Dataset items
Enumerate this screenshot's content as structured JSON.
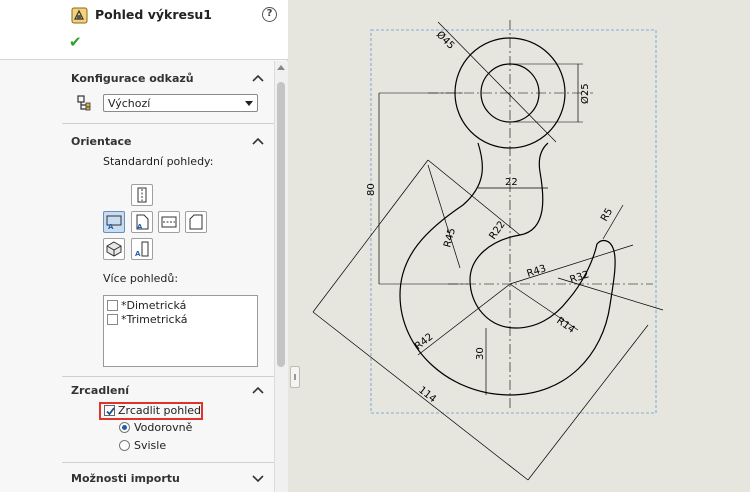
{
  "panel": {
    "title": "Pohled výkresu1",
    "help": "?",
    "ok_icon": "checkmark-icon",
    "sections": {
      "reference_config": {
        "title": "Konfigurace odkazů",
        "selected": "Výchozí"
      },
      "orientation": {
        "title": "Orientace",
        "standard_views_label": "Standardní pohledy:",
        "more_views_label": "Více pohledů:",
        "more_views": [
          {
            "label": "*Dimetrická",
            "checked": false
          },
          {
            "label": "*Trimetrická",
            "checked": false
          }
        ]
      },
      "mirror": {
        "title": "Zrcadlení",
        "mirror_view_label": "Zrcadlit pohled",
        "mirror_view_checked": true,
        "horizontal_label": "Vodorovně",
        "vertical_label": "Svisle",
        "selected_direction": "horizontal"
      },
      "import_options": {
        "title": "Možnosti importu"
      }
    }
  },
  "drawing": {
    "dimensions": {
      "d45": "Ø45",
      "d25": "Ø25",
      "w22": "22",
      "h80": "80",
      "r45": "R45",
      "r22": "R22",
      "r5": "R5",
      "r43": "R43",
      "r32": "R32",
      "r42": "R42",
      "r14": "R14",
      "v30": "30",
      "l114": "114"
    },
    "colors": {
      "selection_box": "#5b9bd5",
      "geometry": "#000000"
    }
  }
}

EXERCISE DIRECTIONS |
Take the listing and print it again exactly, but without any pictures.

RESULT FOR THIS TASK |
Enumerate this screenshot's content as structured JSON.
{
  "panel": {
    "title": "Pohled výkresu1",
    "help": "?",
    "ok_icon": "checkmark-icon",
    "sections": {
      "reference_config": {
        "title": "Konfigurace odkazů",
        "selected": "Výchozí"
      },
      "orientation": {
        "title": "Orientace",
        "standard_views_label": "Standardní pohledy:",
        "more_views_label": "Více pohledů:",
        "more_views": [
          {
            "label": "*Dimetrická",
            "checked": false
          },
          {
            "label": "*Trimetrická",
            "checked": false
          }
        ]
      },
      "mirror": {
        "title": "Zrcadlení",
        "mirror_view_label": "Zrcadlit pohled",
        "mirror_view_checked": true,
        "horizontal_label": "Vodorovně",
        "vertical_label": "Svisle",
        "selected_direction": "horizontal"
      },
      "import_options": {
        "title": "Možnosti importu"
      }
    }
  },
  "drawing": {
    "dimensions": {
      "d45": "Ø45",
      "d25": "Ø25",
      "w22": "22",
      "h80": "80",
      "r45": "R45",
      "r22": "R22",
      "r5": "R5",
      "r43": "R43",
      "r32": "R32",
      "r42": "R42",
      "r14": "R14",
      "v30": "30",
      "l114": "114"
    },
    "colors": {
      "selection_box": "#5b9bd5",
      "geometry": "#000000"
    }
  }
}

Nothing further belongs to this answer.